> [RECORDS SUPPLIED]:

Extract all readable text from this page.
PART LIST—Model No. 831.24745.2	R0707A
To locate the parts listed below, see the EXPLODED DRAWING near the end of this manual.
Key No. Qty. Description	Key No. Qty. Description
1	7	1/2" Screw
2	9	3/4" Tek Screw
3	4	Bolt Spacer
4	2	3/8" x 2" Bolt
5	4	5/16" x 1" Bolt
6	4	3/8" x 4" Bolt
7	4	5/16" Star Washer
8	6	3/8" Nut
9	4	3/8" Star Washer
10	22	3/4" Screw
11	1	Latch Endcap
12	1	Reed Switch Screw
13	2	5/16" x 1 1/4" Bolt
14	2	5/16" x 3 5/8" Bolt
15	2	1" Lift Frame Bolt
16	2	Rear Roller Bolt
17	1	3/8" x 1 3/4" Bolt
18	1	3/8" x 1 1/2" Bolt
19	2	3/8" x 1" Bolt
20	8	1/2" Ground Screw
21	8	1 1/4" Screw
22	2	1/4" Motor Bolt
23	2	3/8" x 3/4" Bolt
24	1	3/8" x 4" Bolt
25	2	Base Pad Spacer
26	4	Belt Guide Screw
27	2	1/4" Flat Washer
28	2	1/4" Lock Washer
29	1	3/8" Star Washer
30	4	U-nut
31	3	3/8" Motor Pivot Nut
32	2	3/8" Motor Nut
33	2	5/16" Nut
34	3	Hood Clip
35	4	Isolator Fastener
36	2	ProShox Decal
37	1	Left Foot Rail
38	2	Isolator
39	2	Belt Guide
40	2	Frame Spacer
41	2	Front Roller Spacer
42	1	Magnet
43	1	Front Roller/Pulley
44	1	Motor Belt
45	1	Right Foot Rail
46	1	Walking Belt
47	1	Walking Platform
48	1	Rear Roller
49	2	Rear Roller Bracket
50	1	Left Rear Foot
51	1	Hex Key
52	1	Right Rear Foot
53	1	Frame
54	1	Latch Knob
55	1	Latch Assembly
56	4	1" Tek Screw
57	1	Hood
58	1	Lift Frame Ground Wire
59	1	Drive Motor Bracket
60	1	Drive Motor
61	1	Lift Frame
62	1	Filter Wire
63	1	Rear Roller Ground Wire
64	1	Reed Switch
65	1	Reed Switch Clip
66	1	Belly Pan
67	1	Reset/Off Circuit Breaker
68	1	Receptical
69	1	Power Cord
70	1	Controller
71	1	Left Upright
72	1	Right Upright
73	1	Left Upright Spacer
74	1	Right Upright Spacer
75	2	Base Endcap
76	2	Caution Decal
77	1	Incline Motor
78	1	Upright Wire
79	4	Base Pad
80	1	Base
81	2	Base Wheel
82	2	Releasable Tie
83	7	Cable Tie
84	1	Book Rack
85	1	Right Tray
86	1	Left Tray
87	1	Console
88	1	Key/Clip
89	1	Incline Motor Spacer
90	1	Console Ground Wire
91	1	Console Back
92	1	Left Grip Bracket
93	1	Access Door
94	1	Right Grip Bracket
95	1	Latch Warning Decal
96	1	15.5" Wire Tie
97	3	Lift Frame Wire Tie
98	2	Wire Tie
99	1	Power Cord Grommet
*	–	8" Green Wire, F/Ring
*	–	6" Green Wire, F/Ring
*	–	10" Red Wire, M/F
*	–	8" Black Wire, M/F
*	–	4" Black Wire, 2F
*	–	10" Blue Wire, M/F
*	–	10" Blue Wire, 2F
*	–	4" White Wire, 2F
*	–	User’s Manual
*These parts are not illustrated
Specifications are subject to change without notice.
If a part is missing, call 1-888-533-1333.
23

> [STATED EXERCISE]: Each of the records should be retyped exactly.

> [EXERCISE RESULT]:
Extract all readable text from this page.
PART LIST—Model No. 831.24745.2	R0707A
To locate the parts listed below, see the EXPLODED DRAWING near the end of this manual.
Key No. Qty. Description	Key No. Qty. Description
1	7	1/2" Screw
2	9	3/4" Tek Screw
3	4	Bolt Spacer
4	2	3/8" x 2" Bolt
5	4	5/16" x 1" Bolt
6	4	3/8" x 4" Bolt
7	4	5/16" Star Washer
8	6	3/8" Nut
9	4	3/8" Star Washer
10	22	3/4" Screw
11	1	Latch Endcap
12	1	Reed Switch Screw
13	2	5/16" x 1 1/4" Bolt
14	2	5/16" x 3 5/8" Bolt
15	2	1" Lift Frame Bolt
16	2	Rear Roller Bolt
17	1	3/8" x 1 3/4" Bolt
18	1	3/8" x 1 1/2" Bolt
19	2	3/8" x 1" Bolt
20	8	1/2" Ground Screw
21	8	1 1/4" Screw
22	2	1/4" Motor Bolt
23	2	3/8" x 3/4" Bolt
24	1	3/8" x 4" Bolt
25	2	Base Pad Spacer
26	4	Belt Guide Screw
27	2	1/4" Flat Washer
28	2	1/4" Lock Washer
29	1	3/8" Star Washer
30	4	U-nut
31	3	3/8" Motor Pivot Nut
32	2	3/8" Motor Nut
33	2	5/16" Nut
34	3	Hood Clip
35	4	Isolator Fastener
36	2	ProShox Decal
37	1	Left Foot Rail
38	2	Isolator
39	2	Belt Guide
40	2	Frame Spacer
41	2	Front Roller Spacer
42	1	Magnet
43	1	Front Roller/Pulley
44	1	Motor Belt
45	1	Right Foot Rail
46	1	Walking Belt
47	1	Walking Platform
48	1	Rear Roller
49	2	Rear Roller Bracket
50	1	Left Rear Foot
51	1	Hex Key
52	1	Right Rear Foot
53	1	Frame
54	1	Latch Knob
55	1	Latch Assembly
56	4	1" Tek Screw
57	1	Hood
58	1	Lift Frame Ground Wire
59	1	Drive Motor Bracket
60	1	Drive Motor
61	1	Lift Frame
62	1	Filter Wire
63	1	Rear Roller Ground Wire
64	1	Reed Switch
65	1	Reed Switch Clip
66	1	Belly Pan
67	1	Reset/Off Circuit Breaker
68	1	Receptical
69	1	Power Cord
70	1	Controller
71	1	Left Upright
72	1	Right Upright
73	1	Left Upright Spacer
74	1	Right Upright Spacer
75	2	Base Endcap
76	2	Caution Decal
77	1	Incline Motor
78	1	Upright Wire
79	4	Base Pad
80	1	Base
81	2	Base Wheel
82	2	Releasable Tie
83	7	Cable Tie
84	1	Book Rack
85	1	Right Tray
86	1	Left Tray
87	1	Console
88	1	Key/Clip
89	1	Incline Motor Spacer
90	1	Console Ground Wire
91	1	Console Back
92	1	Left Grip Bracket
93	1	Access Door
94	1	Right Grip Bracket
95	1	Latch Warning Decal
96	1	15.5" Wire Tie
97	3	Lift Frame Wire Tie
98	2	Wire Tie
99	1	Power Cord Grommet
*	–	8" Green Wire, F/Ring
*	–	6" Green Wire, F/Ring
*	–	10" Red Wire, M/F
*	–	8" Black Wire, M/F
*	–	4" Black Wire, 2F
*	–	10" Blue Wire, M/F
*	–	10" Blue Wire, 2F
*	–	4" White Wire, 2F
*	–	User’s Manual
*These parts are not illustrated
Specifications are subject to change without notice.
If a part is missing, call 1-888-533-1333.
23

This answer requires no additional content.